■ **Do this**: Where a line holds the word "счет", copy that line.

■ **Data entries**:
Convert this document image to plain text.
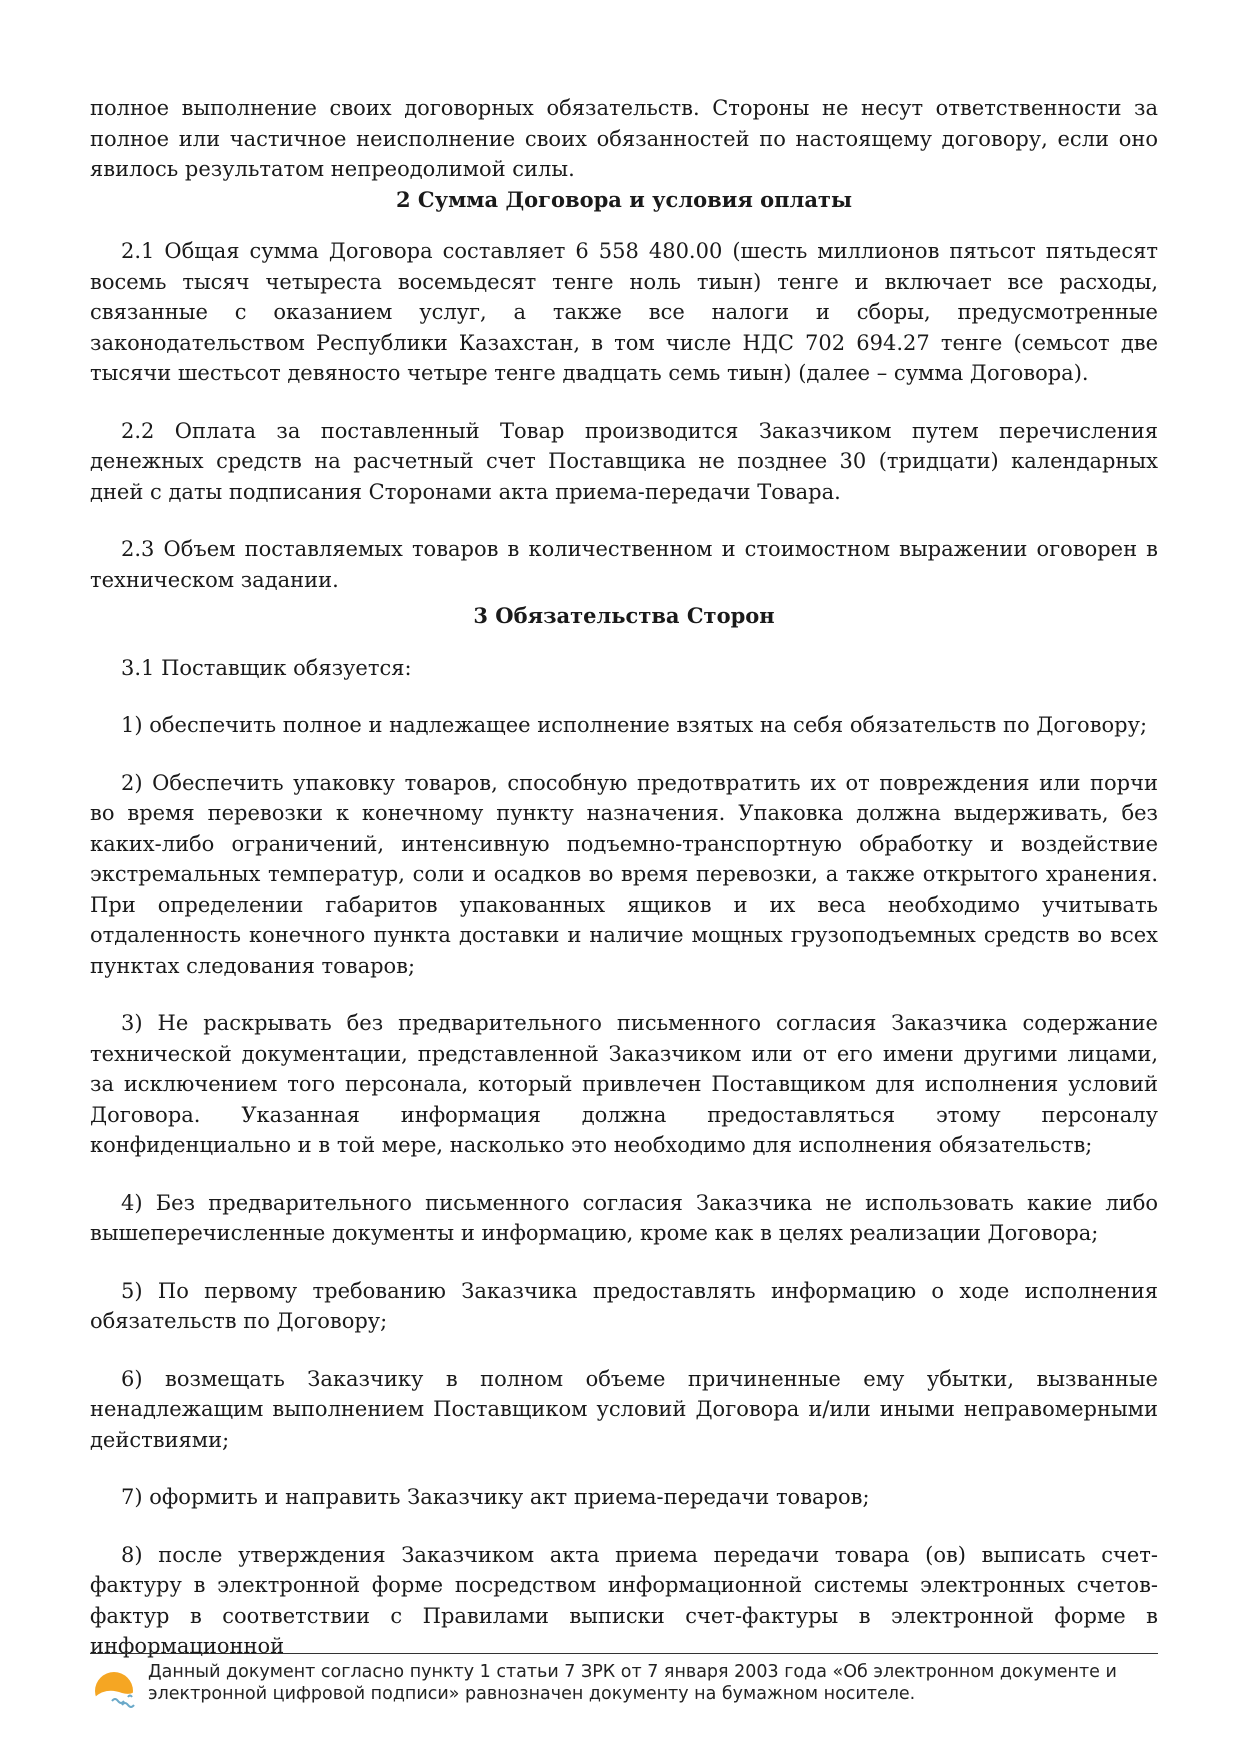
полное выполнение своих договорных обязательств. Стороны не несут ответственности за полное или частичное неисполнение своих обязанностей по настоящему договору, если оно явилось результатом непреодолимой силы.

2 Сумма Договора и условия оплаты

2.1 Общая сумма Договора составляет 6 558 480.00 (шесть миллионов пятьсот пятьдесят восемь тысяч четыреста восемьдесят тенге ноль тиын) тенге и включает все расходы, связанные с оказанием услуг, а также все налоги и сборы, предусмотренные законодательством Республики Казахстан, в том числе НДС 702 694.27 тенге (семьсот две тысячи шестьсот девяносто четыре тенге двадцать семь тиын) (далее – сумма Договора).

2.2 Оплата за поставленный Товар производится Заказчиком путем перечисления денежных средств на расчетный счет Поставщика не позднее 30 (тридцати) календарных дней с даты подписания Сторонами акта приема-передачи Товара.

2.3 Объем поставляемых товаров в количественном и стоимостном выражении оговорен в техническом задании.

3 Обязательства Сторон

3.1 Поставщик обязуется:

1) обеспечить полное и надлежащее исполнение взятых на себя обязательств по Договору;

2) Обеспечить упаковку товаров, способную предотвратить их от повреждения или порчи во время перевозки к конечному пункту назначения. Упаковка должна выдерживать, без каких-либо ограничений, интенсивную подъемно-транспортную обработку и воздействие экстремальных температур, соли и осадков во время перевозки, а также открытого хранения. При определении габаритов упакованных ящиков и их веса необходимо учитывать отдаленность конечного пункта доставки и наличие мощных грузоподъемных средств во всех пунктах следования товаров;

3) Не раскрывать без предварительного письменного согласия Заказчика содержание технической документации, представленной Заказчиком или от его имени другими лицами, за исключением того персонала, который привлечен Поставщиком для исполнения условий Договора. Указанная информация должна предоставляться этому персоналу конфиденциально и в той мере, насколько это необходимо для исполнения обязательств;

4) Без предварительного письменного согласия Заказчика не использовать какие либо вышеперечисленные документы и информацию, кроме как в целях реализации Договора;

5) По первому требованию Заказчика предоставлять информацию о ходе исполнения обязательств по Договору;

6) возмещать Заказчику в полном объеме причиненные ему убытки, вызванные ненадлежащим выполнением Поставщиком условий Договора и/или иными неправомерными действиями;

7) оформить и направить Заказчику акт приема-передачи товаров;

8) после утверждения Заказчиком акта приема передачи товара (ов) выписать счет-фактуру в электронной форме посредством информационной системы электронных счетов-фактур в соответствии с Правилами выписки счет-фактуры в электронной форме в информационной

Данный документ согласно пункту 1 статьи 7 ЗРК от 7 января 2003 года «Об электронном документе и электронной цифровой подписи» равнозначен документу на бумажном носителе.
...
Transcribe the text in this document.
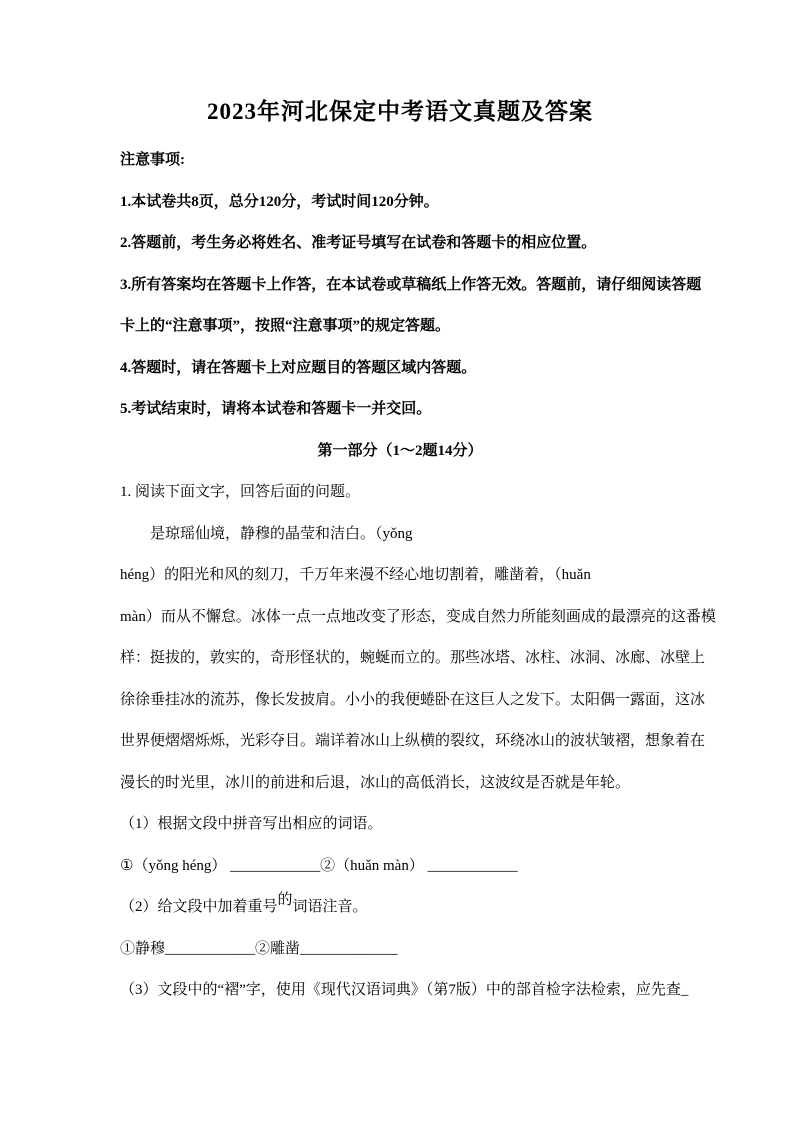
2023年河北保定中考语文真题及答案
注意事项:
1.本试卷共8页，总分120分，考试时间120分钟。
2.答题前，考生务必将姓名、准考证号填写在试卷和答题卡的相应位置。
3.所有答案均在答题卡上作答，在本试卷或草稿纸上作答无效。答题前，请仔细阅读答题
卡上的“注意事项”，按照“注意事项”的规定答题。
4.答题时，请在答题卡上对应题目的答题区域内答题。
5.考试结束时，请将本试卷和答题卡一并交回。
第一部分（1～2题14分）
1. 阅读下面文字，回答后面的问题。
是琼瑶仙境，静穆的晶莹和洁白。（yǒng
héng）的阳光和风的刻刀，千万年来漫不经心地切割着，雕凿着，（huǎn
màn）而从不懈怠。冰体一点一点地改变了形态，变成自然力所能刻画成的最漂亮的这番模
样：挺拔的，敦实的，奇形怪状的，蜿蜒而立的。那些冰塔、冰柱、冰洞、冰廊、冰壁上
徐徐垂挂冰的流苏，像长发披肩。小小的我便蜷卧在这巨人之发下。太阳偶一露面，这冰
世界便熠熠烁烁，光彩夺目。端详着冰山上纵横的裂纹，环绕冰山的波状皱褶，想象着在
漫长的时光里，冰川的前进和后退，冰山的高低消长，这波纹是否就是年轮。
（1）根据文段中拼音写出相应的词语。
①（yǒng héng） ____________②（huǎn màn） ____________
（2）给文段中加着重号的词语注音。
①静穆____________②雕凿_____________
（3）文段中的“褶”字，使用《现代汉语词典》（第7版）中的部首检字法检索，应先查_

■ **Output for this exercise**:
2.2 Оплата за поставленный Товар производится Заказчиком путем перечисления денежных средств на расчетный счет Поставщика не позднее 30 (тридцати) календарных дней с даты подписания Сторонами акта приема-передачи Товара.
8) после утверждения Заказчиком акта приема передачи товара (ов) выписать счет-фактуру в электронной форме посредством информационной системы электронных счетов-фактур в соответствии с Правилами выписки счет-фактуры в электронной форме в информационной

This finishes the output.